### WHAT TO DO
Your task is to filter the data below down to the lines holding "with".

### PROVIDED RECORDS

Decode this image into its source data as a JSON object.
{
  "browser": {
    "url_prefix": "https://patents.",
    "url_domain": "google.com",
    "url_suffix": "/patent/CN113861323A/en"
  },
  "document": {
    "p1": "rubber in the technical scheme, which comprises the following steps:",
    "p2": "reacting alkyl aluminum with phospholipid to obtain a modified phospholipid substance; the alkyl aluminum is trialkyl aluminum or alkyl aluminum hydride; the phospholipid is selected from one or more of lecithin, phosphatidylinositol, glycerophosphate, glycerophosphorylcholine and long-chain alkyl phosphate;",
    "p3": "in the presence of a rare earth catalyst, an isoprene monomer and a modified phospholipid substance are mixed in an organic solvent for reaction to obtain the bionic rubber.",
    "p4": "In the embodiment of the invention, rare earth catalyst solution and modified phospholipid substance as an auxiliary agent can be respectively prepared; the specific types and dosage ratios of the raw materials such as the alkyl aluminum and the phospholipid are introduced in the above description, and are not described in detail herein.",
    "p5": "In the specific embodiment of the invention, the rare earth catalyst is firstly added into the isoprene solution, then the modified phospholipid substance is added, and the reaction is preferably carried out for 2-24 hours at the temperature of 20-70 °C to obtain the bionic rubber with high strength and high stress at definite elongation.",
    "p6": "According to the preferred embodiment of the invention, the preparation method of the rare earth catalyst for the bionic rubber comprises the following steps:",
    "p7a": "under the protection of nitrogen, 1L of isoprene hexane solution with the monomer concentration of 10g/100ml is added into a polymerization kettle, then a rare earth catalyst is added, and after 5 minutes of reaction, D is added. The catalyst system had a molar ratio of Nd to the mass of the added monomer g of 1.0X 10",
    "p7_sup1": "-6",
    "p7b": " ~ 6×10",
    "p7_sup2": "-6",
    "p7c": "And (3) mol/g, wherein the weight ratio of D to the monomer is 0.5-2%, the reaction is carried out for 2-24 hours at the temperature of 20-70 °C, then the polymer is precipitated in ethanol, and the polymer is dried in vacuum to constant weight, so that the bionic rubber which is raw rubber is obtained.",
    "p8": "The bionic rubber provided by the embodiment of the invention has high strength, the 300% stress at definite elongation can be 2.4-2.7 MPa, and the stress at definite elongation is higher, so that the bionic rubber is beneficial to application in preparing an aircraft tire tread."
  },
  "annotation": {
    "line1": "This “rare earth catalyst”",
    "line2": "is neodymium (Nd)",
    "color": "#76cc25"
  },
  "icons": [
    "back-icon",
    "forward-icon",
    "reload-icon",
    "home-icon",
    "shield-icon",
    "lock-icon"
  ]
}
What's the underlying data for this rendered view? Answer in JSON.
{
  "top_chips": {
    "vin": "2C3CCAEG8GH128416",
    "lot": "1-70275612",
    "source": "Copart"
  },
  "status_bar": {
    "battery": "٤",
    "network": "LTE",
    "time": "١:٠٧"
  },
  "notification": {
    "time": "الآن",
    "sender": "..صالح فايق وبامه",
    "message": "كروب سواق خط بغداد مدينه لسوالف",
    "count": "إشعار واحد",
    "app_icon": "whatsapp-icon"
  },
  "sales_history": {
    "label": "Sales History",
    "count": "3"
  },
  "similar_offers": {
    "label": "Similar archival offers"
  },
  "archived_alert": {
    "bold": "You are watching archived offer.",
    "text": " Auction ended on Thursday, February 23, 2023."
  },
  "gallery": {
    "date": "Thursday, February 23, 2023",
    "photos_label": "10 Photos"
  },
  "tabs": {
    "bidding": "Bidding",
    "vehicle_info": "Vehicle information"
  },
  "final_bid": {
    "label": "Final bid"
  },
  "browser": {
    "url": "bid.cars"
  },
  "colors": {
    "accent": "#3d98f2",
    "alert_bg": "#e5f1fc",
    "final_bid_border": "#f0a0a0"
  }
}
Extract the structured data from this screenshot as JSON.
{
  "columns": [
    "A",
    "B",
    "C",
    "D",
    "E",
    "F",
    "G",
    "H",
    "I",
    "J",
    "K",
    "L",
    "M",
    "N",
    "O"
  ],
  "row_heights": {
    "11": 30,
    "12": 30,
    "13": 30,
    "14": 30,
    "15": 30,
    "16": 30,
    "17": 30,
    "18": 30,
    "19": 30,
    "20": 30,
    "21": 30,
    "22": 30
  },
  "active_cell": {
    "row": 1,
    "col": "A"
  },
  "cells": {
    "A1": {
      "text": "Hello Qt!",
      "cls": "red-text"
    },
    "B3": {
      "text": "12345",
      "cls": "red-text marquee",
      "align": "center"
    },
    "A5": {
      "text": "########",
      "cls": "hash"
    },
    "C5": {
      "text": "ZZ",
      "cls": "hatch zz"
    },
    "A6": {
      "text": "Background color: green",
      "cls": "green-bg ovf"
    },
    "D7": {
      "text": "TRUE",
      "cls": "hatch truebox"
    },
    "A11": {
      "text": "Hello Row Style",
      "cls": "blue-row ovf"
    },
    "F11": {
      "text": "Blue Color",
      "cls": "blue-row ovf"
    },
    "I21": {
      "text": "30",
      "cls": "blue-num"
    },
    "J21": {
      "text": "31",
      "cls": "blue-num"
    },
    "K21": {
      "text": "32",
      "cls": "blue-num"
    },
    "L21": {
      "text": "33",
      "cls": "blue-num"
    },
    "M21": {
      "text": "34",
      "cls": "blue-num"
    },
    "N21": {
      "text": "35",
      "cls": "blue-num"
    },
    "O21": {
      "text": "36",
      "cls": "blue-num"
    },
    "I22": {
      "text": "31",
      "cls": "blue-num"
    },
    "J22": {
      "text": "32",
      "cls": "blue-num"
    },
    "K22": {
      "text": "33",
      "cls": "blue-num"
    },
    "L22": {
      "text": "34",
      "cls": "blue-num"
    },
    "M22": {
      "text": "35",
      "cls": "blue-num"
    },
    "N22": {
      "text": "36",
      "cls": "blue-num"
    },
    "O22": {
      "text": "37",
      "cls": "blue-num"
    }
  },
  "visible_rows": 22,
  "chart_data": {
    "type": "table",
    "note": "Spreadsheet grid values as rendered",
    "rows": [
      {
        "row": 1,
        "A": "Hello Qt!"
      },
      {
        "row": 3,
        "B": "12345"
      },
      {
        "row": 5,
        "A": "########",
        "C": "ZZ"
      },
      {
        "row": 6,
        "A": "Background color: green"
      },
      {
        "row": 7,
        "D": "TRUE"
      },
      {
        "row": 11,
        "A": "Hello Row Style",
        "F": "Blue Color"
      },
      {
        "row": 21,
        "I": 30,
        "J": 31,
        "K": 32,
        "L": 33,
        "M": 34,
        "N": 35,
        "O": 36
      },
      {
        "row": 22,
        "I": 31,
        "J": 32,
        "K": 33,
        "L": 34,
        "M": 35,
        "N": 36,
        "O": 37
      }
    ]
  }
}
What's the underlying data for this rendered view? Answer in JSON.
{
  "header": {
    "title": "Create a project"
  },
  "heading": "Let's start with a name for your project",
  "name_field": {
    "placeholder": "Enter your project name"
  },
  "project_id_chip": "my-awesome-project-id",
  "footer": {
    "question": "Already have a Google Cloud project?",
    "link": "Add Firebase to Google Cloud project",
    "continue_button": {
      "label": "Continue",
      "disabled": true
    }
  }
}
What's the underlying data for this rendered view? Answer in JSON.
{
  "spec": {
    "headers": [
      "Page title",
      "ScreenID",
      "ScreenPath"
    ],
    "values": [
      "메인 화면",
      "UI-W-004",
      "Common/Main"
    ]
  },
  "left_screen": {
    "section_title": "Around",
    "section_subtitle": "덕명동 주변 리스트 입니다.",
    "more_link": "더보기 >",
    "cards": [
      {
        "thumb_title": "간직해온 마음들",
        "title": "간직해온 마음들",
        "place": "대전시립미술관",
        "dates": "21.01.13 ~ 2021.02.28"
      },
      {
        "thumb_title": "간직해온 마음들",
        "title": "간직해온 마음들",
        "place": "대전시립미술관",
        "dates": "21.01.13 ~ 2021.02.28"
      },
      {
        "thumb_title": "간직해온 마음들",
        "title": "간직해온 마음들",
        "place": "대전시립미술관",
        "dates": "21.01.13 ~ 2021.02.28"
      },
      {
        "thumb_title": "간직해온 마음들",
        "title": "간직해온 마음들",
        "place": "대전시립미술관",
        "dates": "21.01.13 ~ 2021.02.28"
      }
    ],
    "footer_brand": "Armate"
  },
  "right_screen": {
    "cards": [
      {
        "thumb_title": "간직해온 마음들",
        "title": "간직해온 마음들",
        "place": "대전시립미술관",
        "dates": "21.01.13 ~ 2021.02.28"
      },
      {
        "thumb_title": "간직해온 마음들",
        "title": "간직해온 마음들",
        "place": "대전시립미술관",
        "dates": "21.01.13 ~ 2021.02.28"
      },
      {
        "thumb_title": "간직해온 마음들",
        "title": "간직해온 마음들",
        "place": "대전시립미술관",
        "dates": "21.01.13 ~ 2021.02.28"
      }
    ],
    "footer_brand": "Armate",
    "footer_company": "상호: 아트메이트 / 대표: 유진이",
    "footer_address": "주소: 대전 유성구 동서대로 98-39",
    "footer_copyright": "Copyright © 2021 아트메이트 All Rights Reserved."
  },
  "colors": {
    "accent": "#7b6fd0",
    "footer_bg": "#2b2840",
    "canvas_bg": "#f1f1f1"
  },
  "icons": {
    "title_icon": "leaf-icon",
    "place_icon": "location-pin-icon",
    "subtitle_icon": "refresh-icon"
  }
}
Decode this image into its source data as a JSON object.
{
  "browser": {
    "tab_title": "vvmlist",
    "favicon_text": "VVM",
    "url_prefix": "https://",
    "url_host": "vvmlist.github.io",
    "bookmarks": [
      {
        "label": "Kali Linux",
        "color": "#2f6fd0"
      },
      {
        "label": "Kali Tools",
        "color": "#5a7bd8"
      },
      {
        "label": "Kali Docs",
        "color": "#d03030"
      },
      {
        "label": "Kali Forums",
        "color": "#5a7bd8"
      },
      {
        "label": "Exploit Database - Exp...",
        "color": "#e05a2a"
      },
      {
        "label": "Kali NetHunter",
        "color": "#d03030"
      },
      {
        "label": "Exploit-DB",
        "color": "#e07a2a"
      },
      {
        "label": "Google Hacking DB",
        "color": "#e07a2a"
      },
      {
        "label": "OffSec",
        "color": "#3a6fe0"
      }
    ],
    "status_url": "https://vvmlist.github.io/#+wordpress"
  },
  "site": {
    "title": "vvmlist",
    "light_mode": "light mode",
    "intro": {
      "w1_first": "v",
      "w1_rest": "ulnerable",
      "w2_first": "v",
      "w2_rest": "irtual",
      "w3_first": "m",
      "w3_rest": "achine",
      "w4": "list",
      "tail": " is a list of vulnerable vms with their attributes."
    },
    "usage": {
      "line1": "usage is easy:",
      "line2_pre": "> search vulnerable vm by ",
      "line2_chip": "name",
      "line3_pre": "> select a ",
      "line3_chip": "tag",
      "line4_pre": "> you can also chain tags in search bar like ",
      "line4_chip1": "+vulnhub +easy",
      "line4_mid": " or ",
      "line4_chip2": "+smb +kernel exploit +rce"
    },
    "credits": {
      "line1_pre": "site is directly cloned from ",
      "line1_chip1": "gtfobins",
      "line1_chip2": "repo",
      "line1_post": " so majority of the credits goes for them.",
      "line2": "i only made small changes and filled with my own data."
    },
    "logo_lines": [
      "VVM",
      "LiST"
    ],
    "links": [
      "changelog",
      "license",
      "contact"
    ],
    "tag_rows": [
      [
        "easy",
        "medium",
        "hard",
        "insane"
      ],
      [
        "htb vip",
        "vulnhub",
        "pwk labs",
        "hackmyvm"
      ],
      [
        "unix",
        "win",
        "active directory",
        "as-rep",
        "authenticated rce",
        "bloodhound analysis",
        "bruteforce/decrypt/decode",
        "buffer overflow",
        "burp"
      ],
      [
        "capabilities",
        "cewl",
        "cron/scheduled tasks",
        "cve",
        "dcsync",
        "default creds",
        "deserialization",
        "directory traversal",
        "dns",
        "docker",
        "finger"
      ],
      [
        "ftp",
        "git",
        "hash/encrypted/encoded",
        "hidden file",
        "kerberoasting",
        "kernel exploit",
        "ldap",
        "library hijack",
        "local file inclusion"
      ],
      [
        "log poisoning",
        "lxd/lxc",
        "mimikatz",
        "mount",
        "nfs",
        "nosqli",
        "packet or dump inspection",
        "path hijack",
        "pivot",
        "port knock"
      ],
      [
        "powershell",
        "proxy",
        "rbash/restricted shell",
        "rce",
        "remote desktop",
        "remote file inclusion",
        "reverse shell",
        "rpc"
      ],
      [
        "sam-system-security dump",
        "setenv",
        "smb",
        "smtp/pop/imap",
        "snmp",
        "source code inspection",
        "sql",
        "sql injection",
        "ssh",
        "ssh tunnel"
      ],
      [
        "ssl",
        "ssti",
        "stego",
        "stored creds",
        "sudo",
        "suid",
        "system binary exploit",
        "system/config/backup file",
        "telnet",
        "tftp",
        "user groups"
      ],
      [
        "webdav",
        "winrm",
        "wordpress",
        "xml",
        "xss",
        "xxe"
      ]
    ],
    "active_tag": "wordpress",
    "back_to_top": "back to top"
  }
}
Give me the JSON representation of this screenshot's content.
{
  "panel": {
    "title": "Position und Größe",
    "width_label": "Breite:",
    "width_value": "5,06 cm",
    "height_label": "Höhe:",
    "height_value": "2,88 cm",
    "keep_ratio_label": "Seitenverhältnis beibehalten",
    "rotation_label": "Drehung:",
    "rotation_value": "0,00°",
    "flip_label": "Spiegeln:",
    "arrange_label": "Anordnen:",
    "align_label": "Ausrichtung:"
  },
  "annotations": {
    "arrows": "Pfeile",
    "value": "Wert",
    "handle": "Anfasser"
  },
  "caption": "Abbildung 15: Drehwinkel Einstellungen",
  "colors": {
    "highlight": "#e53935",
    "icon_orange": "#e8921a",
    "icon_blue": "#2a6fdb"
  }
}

### SOLUTION TO THE PROBLEM
    "p2": "reacting alkyl aluminum with phospholipid to obtain a modified phospholipid substance; the alkyl aluminum is trialkyl aluminum or alkyl aluminum hydride; the phospholipid is selected from one or more of lecithin, phosphatidylinositol, glycerophosphate, glycerophosphorylcholine and long-chain alkyl phosphate;",
    "p5": "In the specific embodiment of the invention, the rare earth catalyst is firstly added into the isoprene solution, then the modified phospholipid substance is added, and the reaction is preferably carried out for 2-24 hours at the temperature of 20-70 °C to obtain the bionic rubber with high strength and high stress at definite elongation.",
    "p7a": "under the protection of nitrogen, 1L of isoprene hexane solution with the monomer concentration of 10g/100ml is added into a polymerization kettle, then a rare earth catalyst is added, and after 5 minutes of reaction, D is added. The catalyst system had a molar ratio of Nd to the mass of the added monomer g of 1.0X 10",
  "heading": "Let's start with a name for your project",
      "tail": " is a list of vulnerable vms with their attributes."
      "line2": "i only made small changes and filled with my own data."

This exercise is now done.